* [What the task asks]:
Only the number is needed: how many lines contain the word "data"?
* * * * * * * * *
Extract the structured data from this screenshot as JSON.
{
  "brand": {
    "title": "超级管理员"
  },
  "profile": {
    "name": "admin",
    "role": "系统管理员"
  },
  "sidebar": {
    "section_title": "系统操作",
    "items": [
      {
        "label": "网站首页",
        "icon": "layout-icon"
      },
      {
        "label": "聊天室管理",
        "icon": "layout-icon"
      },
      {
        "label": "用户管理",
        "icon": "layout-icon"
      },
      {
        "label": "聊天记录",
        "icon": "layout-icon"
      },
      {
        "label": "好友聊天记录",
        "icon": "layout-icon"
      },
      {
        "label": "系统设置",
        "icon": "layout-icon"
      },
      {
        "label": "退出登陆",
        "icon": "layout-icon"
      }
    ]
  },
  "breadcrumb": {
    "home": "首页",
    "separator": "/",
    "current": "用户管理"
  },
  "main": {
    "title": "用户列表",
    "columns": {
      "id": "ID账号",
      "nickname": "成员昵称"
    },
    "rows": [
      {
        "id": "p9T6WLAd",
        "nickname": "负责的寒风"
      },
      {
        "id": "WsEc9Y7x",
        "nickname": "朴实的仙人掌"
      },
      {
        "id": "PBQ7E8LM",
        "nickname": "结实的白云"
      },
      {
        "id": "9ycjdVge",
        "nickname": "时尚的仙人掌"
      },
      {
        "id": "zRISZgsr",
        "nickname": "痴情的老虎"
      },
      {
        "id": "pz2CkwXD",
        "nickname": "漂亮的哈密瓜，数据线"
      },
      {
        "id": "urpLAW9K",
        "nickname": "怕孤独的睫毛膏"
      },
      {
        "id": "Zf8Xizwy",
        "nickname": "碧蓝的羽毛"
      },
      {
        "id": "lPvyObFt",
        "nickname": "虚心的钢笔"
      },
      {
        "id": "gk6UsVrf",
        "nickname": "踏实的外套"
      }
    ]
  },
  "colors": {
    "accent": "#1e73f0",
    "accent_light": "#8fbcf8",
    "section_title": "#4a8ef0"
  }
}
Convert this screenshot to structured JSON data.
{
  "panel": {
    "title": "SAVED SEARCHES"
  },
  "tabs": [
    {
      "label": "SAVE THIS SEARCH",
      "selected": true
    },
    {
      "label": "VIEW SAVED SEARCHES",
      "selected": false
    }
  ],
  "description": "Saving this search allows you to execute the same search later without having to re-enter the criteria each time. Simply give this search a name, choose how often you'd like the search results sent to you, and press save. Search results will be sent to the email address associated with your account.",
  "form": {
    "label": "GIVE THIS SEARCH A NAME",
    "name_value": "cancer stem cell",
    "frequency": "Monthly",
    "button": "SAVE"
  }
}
* * * * * * * * *
* [Exercise output]:
2